**WHAT TO WORK ON**
1. Answer these questions using the Unison tilde conversion proposal.
(a) Which namespace does the tilde conversion set default to?
(b) In the example, which function does the ~ cause Unison to generate a call to?
(c) What is the code that replaces the ~ tagged with?
2. Write a continuation of the Unison tilde conversion proposal, starting right after its last sentence.

**EXCERPTED TEXT**
================================
Automatic code generation via 'tilde conversions', enabling abilities as typeclasses

atacratic commented 5 years ago

This is a proposal for Unison to support a form of automatic code generation.

The mechanism is similar to Scala's implicit conversions, but with some key changes to make it more workable. It's also similar to Haskell's typeclass constraint-solving mechanism.

The application I have in mind is to enable bounded polymorphism via abilities (as per @runarorama's idea). That's what motivates the example below, but [updated with link] I discuss the specifics of that application in this comment on issue 502.

Proposal

`~` means 'Unison please try and write a conversion function for me'

The tilde character (~) gets a special meaning, 'try and write a conversion function'. It acts like a function ~ : A -> B, where A and B are to be resolved during typechecking. It gets replaced during compilation with a term that does the required conversion (or else compilation fails). This generated term is just a regular function, composed from other functions in the tilde conversion set using a type-driven search process (discussed under 'conversion search' below).

Conversion functions are composed from functions in the 'tilde conversion set'

The tilde conversion set is a configured set of terms, with types of the form A -> B for various A and B. The set is taken from the set of terms directly underneath some namespace, which defaults to .base.conversions. The namespace to use is configuration that is part of the ucm session. ucm can be configured to use a different set of conversions, or no conversions at all (to disable this feature).

Example - automatically deriving a handle expression for the 'typeclasses' use case

Below is an example of using ~ to (essentially) write a handle expression for us, as part of discharging a typeclass-style constraint. The key bit is the ~(hello a) line, where ~ is causing Unison to generate a call to showTextConversion, which handles the Show Text ability that hello is asking for.

use .base
use .base.io

hello : a ->{IO, Show a} ()
hello a = printLine ("Hello " ++ show a)

foo : '{IO} ()
foo = 'let 
        a = "Alice"
        -- Use ~ to discharge the `Show Text` constraint
        -- This compiles today if you spell out !(showTextConversion '(hello a))
        ~(hello a)

-- Requires this to be in the tilde conversion set:
showTextConversion : '{Show Text, e} b -> '{e} b
showTextConversion b = '(handle showTextHandler in !b)

-- boring stuff follows
ability Show a where
  show : a -> Text

showTextHandler : Request (Show Text) a -> a
showTextHandler r = case r of
  { Show.show t -> k } -> handle showTextHandler in k t
  { a } -> a

There's another example in the gist here showing some non-trivial code generation, to satisfy a Show [Text] constraint.

tilde conversions are 'not part of the language'

During typechecking / code generation, the ~ is replaced with some actual code (a term of function type). It's this that actually gets put into the codebase. It's tagged with a metadata flag, in a similar way as with inline comments. That tag lets Unison treat it specially on view/edit.
================================
**ENTRIES**
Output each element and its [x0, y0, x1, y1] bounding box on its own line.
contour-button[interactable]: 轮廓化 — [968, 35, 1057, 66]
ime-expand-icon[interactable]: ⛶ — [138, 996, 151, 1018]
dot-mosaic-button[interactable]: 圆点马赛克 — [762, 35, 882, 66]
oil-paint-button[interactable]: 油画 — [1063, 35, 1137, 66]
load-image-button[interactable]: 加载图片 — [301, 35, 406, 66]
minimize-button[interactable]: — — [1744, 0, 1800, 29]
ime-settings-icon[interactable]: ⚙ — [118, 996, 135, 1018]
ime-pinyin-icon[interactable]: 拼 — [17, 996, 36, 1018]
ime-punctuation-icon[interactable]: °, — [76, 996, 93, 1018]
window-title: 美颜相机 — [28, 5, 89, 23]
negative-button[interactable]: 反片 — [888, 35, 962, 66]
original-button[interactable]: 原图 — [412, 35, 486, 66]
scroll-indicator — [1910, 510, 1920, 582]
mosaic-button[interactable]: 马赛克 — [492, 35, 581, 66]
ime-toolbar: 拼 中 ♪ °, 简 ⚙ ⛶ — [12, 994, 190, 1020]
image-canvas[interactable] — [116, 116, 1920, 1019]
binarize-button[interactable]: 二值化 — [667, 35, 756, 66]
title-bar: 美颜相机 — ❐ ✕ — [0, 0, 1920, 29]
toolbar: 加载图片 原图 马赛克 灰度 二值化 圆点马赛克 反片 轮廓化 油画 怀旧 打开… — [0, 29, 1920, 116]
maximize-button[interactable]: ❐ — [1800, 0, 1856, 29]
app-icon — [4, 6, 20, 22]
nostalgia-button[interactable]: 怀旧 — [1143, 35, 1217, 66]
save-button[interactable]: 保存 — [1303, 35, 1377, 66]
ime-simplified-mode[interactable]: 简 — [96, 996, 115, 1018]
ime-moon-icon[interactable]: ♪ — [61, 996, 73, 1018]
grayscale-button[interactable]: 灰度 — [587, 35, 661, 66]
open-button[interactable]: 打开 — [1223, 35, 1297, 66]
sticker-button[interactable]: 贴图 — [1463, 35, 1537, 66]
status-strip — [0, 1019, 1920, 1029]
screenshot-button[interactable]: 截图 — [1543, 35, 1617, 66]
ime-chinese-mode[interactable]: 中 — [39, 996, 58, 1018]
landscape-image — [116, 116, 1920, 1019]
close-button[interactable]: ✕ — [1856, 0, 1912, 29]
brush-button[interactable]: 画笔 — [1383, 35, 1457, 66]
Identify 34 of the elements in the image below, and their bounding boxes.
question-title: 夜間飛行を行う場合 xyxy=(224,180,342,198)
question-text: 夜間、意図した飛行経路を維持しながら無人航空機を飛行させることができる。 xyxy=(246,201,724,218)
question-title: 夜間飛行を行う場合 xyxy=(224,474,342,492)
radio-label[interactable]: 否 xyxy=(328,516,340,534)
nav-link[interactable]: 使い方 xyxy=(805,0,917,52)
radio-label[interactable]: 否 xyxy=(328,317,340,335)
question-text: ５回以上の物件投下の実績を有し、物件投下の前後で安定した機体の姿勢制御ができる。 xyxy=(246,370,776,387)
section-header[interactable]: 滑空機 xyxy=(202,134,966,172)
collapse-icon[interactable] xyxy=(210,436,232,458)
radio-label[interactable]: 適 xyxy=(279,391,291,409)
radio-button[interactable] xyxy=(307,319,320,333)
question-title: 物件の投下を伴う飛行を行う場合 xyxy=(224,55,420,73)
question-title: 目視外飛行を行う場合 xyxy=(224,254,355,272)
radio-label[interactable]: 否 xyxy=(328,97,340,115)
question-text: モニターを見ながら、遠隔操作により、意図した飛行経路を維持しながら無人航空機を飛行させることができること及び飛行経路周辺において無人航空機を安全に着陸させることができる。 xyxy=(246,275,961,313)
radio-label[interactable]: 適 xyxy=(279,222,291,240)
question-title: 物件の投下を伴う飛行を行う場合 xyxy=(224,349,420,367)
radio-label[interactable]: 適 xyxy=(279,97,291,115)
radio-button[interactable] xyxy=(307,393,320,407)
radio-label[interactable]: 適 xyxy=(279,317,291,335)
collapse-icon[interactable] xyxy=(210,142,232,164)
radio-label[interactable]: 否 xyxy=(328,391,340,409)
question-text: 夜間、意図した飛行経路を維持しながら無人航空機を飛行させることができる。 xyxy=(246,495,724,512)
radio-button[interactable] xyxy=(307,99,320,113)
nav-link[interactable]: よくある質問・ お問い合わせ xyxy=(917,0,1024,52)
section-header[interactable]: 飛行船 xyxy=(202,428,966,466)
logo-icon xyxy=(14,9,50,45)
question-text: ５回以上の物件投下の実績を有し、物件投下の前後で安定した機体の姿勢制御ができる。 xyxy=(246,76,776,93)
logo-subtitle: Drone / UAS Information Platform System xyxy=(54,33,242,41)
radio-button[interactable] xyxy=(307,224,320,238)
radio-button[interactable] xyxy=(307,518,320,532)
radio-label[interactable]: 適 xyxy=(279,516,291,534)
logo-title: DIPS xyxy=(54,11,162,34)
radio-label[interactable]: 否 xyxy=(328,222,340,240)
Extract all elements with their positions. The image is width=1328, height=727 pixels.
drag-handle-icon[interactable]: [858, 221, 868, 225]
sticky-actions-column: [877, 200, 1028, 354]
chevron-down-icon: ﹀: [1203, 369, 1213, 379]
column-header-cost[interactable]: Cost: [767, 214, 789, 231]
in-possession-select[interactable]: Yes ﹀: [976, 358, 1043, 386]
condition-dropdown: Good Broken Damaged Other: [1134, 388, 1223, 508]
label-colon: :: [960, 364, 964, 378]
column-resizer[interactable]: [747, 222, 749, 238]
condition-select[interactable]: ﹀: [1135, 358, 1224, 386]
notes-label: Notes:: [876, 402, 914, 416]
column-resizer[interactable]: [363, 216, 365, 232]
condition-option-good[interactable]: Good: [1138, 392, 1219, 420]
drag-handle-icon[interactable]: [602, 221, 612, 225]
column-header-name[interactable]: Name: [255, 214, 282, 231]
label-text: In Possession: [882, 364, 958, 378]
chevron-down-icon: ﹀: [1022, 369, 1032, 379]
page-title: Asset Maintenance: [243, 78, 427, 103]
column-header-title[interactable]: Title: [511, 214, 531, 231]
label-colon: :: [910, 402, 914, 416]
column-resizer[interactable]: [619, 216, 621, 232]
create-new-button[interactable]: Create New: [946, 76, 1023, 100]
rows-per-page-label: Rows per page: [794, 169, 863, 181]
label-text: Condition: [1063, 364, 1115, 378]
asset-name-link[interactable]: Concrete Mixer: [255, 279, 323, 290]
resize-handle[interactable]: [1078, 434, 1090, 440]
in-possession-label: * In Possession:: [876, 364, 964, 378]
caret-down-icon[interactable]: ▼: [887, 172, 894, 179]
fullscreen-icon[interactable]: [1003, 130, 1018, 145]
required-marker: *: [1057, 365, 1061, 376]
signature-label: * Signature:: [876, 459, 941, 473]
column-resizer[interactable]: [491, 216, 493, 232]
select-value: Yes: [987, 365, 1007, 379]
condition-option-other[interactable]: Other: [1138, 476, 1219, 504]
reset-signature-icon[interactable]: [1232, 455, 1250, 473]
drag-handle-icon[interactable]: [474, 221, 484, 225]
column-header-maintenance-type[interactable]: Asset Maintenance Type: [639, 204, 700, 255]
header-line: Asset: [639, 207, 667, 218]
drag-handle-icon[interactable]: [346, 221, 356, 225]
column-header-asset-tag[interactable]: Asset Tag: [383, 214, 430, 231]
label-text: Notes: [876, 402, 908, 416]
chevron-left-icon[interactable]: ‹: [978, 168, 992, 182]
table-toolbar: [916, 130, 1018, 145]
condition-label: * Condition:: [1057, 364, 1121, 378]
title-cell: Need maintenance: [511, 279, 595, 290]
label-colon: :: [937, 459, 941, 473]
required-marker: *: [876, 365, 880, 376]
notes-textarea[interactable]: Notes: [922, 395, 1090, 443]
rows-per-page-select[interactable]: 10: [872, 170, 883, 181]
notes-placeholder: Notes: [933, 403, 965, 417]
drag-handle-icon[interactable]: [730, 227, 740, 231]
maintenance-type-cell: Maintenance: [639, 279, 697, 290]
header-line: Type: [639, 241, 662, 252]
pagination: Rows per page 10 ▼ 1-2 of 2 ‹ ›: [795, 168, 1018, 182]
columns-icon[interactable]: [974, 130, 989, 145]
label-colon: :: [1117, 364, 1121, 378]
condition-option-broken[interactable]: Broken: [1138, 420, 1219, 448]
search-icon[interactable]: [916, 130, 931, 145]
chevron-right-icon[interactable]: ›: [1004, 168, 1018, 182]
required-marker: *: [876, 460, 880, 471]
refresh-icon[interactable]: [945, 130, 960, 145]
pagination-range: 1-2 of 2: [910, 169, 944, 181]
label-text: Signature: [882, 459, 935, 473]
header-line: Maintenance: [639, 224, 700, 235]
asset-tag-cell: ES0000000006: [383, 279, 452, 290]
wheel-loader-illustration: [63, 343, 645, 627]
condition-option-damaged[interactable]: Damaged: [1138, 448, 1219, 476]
================================
**OUTPUTS**
1.
(a) .base.conversions
(b) showTextConversion
(c) A metadata flag, similar to inline comments.

2.
When Unison is printing a term for us (say forview/edit), it first does typechecking and code generation again. It takes the code, replaces ~-tagged subterms with actual tildes, and tries to compile the result, using the current tilde conversion set configuration. For each ~, if it gets the same result as was in the codebase, it goes ahead and prints out a ~. If the result is not (structurally) the same term, then it prints out the whole term as it is in the codebase, no ~, no funny business. In this case the user sees the actual code that was originally generated before the add. This can happen if the tilde conversion set is different, or user doing the view/edit is running with tilde conversions disabled.

Commentary

Properties of this proposal

People can think of the ~ as just sugar giving customizable views of the same underlying code - they can look under the covers at the raw code without ~s whenever they want to.
There's not hidden magic. If there's code generation going on, it's always localized, and where it's going on there's the visual cue of the ~. Hopefully in our web/GUI code viewers/editors, you'll be able to hover over the ~ and see the input and output type (and even the conversion term that's been generated).
As long as we are conservative with what goes in .base.conversions, people won't be exposed to over-magic conversions dreamed up by other authors - they can stick to ones they know and trust (and conversely people can go wild with magic conversions in the privacy of their own ucm sessions, if they want to).
The code search/generation procedure can be changed without breaking code.
There is a convenient but reasonable lingua franca around ~ in unison code, defined by .base.conversions.
There is no compiler performance or error message obfuscation penalty for this feature, except at subterms that have the metadata flag. Even there, the compiler performance cost is only paid when doing view/edit. (There's a note about error messages in the next section.)

Possible issues/concerns/questions

Another weird character appearing in terms, ~, to add to ! and '.
- (clearly syntax and terminology are all up for grabs, the ~ character and the 'tilde' and 'conversion' wording is just an initial suggestion)
Error message obfuscation where ~ is in use. I guess a good starting point if the conversion search fails would be to go back to square 1 and just log the source and target types, like with any type mismatch. But really we want good error messages around 'why didn't I find a conversion for you', which might be tricky.
This could be our first bit of user-specific 'how do I want my code to look' config. But I think we're expecting to get config like that, e.g. around preferred names when there are aliases.
The search algorithm will be complicated, what if it doesn't terminate, what if it's unpredictable, etc. See 'conversion search' below.
When typechecking code with '~', are we learning information that refines types and needs to feed back into typechecking? How should that work if there are multiple ~? Can progress on one unstick another? (idris's compilation process can handle this sort of thing via its elaboration monad. I don't know about unison's typechecking though.)
There's a discontinuity between when Unison's doing a view and says 'yup, the codebase matches what I get when I do a fresh run of ~ search', and when it says 'nope, there's a discrepancy, I'm just going to fire the raw term at them to be on the safe side'. For example, suppose someone's removed showTextConversion from their conversion set. Then for code that resolves a Show [Text] they'll see something like showTextConversion (showListConversion (bar)) - they're suddenly faced with showListConversion as well, even though this might well still have been in their conversion set. You could imagine trying to mitigate this by trying more ~ searches in different places before outputting the code, but that might be slow or overcomplicated if taken too far.

Use cases and rationale

Use cases...

Making abilities a user-friendly alternative to typeclasses, by writing the formulaic handling code for you.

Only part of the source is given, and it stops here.